§ WHAT NEEDS TO BE DONE: State the number of lines that include the string "title", and write nothing else.

§ DATA FOR THIS TASK:
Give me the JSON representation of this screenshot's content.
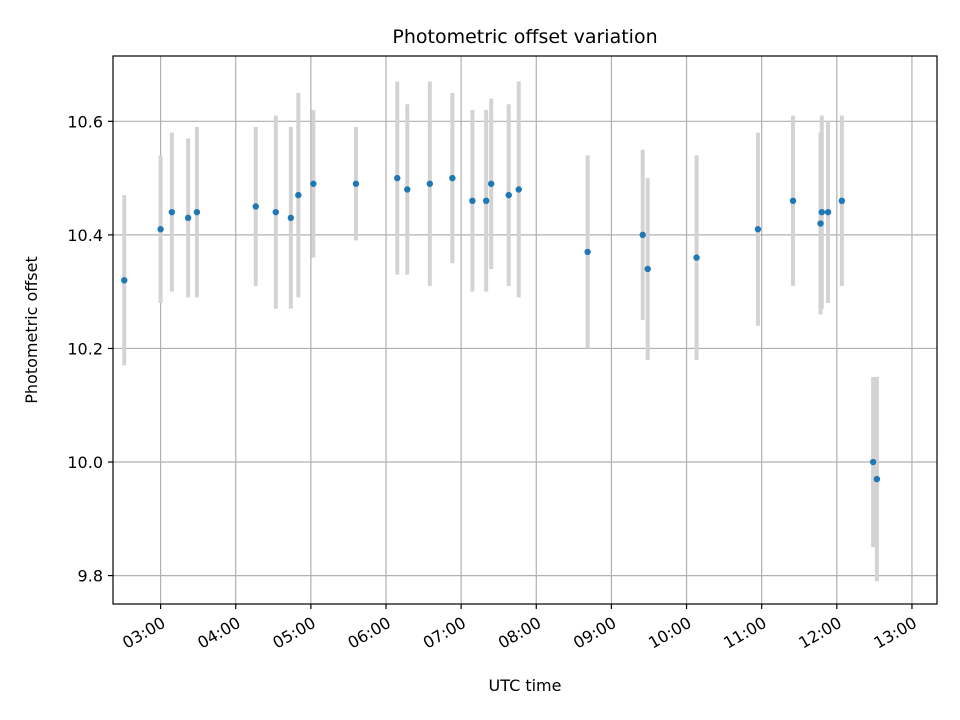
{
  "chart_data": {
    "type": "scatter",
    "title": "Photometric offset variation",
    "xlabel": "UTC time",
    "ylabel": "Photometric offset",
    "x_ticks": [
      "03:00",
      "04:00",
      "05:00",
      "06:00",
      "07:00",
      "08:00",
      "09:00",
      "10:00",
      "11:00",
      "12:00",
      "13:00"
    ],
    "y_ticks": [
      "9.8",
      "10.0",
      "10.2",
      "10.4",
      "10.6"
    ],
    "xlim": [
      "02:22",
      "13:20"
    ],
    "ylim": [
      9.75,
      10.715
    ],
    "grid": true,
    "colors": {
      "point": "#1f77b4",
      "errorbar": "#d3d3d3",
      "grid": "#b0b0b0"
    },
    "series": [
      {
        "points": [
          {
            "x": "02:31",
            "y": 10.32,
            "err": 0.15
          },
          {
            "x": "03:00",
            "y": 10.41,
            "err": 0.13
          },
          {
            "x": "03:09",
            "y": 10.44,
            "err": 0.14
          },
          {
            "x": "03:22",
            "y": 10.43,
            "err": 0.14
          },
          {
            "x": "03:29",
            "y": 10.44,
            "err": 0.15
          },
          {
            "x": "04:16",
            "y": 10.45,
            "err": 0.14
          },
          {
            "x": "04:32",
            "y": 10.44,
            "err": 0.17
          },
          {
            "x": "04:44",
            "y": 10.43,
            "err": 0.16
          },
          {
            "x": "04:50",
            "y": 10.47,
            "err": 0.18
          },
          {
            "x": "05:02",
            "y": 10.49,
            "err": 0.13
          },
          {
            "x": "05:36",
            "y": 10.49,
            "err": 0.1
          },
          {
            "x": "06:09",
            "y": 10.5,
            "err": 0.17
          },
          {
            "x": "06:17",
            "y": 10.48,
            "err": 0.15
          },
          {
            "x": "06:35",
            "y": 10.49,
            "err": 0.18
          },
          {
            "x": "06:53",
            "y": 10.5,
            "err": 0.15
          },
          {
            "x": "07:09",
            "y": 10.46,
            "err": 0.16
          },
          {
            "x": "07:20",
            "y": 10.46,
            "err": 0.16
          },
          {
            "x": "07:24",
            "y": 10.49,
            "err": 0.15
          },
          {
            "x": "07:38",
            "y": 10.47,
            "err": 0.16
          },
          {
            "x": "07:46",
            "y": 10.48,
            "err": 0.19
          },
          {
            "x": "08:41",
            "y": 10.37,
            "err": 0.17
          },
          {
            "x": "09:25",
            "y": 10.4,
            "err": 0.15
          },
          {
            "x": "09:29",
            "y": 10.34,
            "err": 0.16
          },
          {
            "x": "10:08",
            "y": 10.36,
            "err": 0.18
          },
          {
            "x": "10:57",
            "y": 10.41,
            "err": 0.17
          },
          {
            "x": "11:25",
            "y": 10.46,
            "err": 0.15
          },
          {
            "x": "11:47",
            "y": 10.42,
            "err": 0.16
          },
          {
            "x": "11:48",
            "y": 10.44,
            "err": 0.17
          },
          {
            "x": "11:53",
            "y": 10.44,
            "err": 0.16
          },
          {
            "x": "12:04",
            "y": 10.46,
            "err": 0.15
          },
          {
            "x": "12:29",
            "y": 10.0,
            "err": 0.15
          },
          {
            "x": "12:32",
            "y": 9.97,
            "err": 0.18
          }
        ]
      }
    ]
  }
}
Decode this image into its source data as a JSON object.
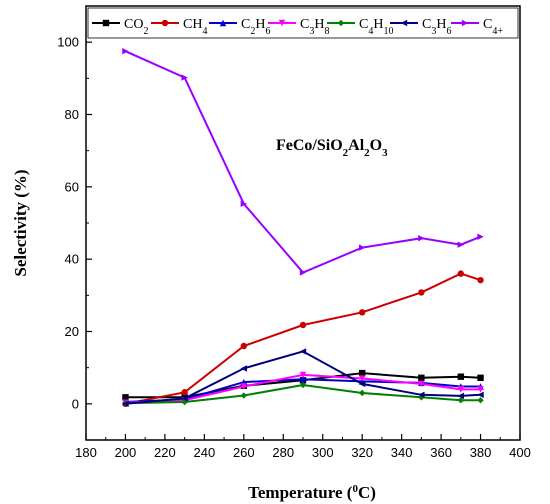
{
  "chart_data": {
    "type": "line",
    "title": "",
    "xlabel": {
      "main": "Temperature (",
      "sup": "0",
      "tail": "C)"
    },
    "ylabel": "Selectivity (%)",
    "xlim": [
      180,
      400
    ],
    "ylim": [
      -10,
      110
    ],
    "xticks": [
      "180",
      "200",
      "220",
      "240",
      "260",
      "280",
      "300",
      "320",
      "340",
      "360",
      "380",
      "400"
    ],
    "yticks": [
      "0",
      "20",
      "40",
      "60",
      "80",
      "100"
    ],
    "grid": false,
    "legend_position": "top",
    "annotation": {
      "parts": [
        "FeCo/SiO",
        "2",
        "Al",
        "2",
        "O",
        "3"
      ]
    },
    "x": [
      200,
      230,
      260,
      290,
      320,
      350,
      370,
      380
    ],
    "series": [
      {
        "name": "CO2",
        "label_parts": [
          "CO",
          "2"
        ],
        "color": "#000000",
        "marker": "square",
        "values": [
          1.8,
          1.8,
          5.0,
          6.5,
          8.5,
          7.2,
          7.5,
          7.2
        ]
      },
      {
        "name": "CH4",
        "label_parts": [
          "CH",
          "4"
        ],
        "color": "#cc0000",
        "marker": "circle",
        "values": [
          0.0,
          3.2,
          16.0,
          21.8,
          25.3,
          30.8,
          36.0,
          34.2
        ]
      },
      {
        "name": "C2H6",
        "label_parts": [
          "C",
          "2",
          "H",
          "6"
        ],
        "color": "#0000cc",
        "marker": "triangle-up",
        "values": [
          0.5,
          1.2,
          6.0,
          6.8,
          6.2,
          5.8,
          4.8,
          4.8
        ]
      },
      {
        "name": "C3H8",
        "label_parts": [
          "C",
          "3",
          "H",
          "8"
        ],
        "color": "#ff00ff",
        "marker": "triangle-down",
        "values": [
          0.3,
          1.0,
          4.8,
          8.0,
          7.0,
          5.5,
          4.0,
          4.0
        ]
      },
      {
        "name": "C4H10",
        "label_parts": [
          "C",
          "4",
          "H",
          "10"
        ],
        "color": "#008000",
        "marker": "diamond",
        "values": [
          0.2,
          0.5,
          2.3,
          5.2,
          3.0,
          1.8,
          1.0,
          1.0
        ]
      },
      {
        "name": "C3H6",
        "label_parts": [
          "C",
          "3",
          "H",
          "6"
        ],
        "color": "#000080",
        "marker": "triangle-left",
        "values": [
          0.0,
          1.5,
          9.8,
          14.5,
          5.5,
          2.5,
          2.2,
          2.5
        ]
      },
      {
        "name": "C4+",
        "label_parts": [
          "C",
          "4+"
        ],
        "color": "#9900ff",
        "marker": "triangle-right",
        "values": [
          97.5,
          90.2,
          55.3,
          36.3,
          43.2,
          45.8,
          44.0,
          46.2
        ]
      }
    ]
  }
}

§ ANSWER TO THE TASK: 2